**CHALLENGE:** Leave out the pictures; transcribe all else exactly.

----------------------------------------

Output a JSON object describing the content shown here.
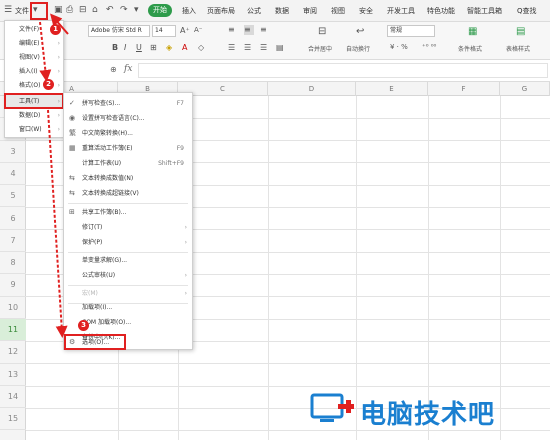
{
  "menubar": {
    "file_label": "文件",
    "start_tab": "开始",
    "tabs": [
      "插入",
      "页面布局",
      "公式",
      "数据",
      "审阅",
      "视图",
      "安全",
      "开发工具",
      "特色功能",
      "智能工具箱"
    ],
    "search_label": "Q查找"
  },
  "ribbon": {
    "font_name": "Adobe 仿宋 Std R",
    "font_size": "14",
    "number_format": "常规",
    "merge_label": "合并居中",
    "wrap_label": "自动换行",
    "cond_format_label": "条件格式",
    "table_style_label": "表格样式"
  },
  "formula_bar": {
    "fx_label": "fx"
  },
  "grid": {
    "columns": [
      "A",
      "B",
      "C",
      "D",
      "E",
      "F",
      "G"
    ],
    "rows": [
      "1",
      "2",
      "3",
      "4",
      "5",
      "6",
      "7",
      "8",
      "9",
      "10",
      "11",
      "12",
      "13",
      "14",
      "15"
    ],
    "selected_row": "11"
  },
  "file_menu": {
    "items": [
      {
        "label": "文件(F)",
        "arrow": "›"
      },
      {
        "label": "编辑(E)",
        "arrow": "›"
      },
      {
        "label": "视图(V)",
        "arrow": "›"
      },
      {
        "label": "插入(I)",
        "arrow": "›"
      },
      {
        "label": "格式(O)",
        "arrow": "›"
      },
      {
        "label": "工具(T)",
        "arrow": "›"
      },
      {
        "label": "数据(D)",
        "arrow": "›"
      },
      {
        "label": "窗口(W)",
        "arrow": "›"
      }
    ]
  },
  "tools_menu": {
    "items": [
      {
        "label": "拼写检查(S)...",
        "shortcut": "F7",
        "icon": "spellcheck-icon"
      },
      {
        "label": "设置拼写检查语言(C)...",
        "shortcut": "",
        "icon": "language-icon"
      },
      {
        "label": "中文简繁转换(H)...",
        "shortcut": "",
        "icon": "chinese-convert-icon"
      },
      {
        "label": "重算活动工作簿(E)",
        "shortcut": "F9",
        "icon": "recalc-icon"
      },
      {
        "label": "计算工作表(U)",
        "shortcut": "Shift+F9",
        "icon": ""
      },
      {
        "label": "文本转换成数值(N)",
        "shortcut": "",
        "icon": "text-to-number-icon"
      },
      {
        "label": "文本转换成超链接(V)",
        "shortcut": "",
        "icon": "hyperlink-icon"
      },
      {
        "label": "共享工作簿(B)...",
        "shortcut": "",
        "icon": "share-icon"
      },
      {
        "label": "修订(T)",
        "shortcut": "",
        "icon": "",
        "submenu": true
      },
      {
        "label": "保护(P)",
        "shortcut": "",
        "icon": "",
        "submenu": true
      },
      {
        "label": "单变量求解(G)...",
        "shortcut": "",
        "icon": ""
      },
      {
        "label": "公式审核(U)",
        "shortcut": "",
        "icon": "",
        "submenu": true
      },
      {
        "label": "宏(M)",
        "shortcut": "",
        "icon": "",
        "submenu": true,
        "disabled": true
      },
      {
        "label": "加载项(I)...",
        "shortcut": "",
        "icon": ""
      },
      {
        "label": "COM 加载项(O)...",
        "shortcut": "",
        "icon": ""
      },
      {
        "label": "备份中心(K)...",
        "shortcut": "",
        "icon": ""
      },
      {
        "label": "选项(O)...",
        "shortcut": "",
        "icon": "gear-icon"
      }
    ]
  },
  "annotations": {
    "step1": "1",
    "step2": "2",
    "step3": "3"
  },
  "watermark": {
    "text": "电脑技术吧"
  },
  "colors": {
    "accent_green": "#2e9b4b",
    "annotation_red": "#e02020",
    "watermark_blue": "#1a7fd0"
  }
}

----------------------------------------

**EXERCISE ANSWER:**
Output a JSON object describing the content shown here.
{
  "menubar": {
    "file_label": "文件",
    "start_tab": "开始",
    "tabs": [
      "插入",
      "页面布局",
      "公式",
      "数据",
      "审阅",
      "视图",
      "安全",
      "开发工具",
      "特色功能",
      "智能工具箱"
    ],
    "search_label": "Q查找"
  },
  "ribbon": {
    "font_name": "Adobe 仿宋 Std R",
    "font_size": "14",
    "number_format": "常规",
    "merge_label": "合并居中",
    "wrap_label": "自动换行",
    "cond_format_label": "条件格式",
    "table_style_label": "表格样式"
  },
  "formula_bar": {
    "fx_label": "fx"
  },
  "grid": {
    "columns": [
      "A",
      "B",
      "C",
      "D",
      "E",
      "F",
      "G"
    ],
    "rows": [
      "1",
      "2",
      "3",
      "4",
      "5",
      "6",
      "7",
      "8",
      "9",
      "10",
      "11",
      "12",
      "13",
      "14",
      "15"
    ],
    "selected_row": "11"
  },
  "file_menu": {
    "items": [
      {
        "label": "文件(F)",
        "arrow": "›"
      },
      {
        "label": "编辑(E)",
        "arrow": "›"
      },
      {
        "label": "视图(V)",
        "arrow": "›"
      },
      {
        "label": "插入(I)",
        "arrow": "›"
      },
      {
        "label": "格式(O)",
        "arrow": "›"
      },
      {
        "label": "工具(T)",
        "arrow": "›"
      },
      {
        "label": "数据(D)",
        "arrow": "›"
      },
      {
        "label": "窗口(W)",
        "arrow": "›"
      }
    ]
  },
  "tools_menu": {
    "items": [
      {
        "label": "拼写检查(S)...",
        "shortcut": "F7",
        "icon": "spellcheck-icon"
      },
      {
        "label": "设置拼写检查语言(C)...",
        "shortcut": "",
        "icon": "language-icon"
      },
      {
        "label": "中文简繁转换(H)...",
        "shortcut": "",
        "icon": "chinese-convert-icon"
      },
      {
        "label": "重算活动工作簿(E)",
        "shortcut": "F9",
        "icon": "recalc-icon"
      },
      {
        "label": "计算工作表(U)",
        "shortcut": "Shift+F9",
        "icon": ""
      },
      {
        "label": "文本转换成数值(N)",
        "shortcut": "",
        "icon": "text-to-number-icon"
      },
      {
        "label": "文本转换成超链接(V)",
        "shortcut": "",
        "icon": "hyperlink-icon"
      },
      {
        "label": "共享工作簿(B)...",
        "shortcut": "",
        "icon": "share-icon"
      },
      {
        "label": "修订(T)",
        "shortcut": "",
        "icon": "",
        "submenu": true
      },
      {
        "label": "保护(P)",
        "shortcut": "",
        "icon": "",
        "submenu": true
      },
      {
        "label": "单变量求解(G)...",
        "shortcut": "",
        "icon": ""
      },
      {
        "label": "公式审核(U)",
        "shortcut": "",
        "icon": "",
        "submenu": true
      },
      {
        "label": "宏(M)",
        "shortcut": "",
        "icon": "",
        "submenu": true,
        "disabled": true
      },
      {
        "label": "加载项(I)...",
        "shortcut": "",
        "icon": ""
      },
      {
        "label": "COM 加载项(O)...",
        "shortcut": "",
        "icon": ""
      },
      {
        "label": "备份中心(K)...",
        "shortcut": "",
        "icon": ""
      },
      {
        "label": "选项(O)...",
        "shortcut": "",
        "icon": "gear-icon"
      }
    ]
  },
  "annotations": {
    "step1": "1",
    "step2": "2",
    "step3": "3"
  },
  "watermark": {
    "text": "电脑技术吧"
  },
  "colors": {
    "accent_green": "#2e9b4b",
    "annotation_red": "#e02020",
    "watermark_blue": "#1a7fd0"
  }
}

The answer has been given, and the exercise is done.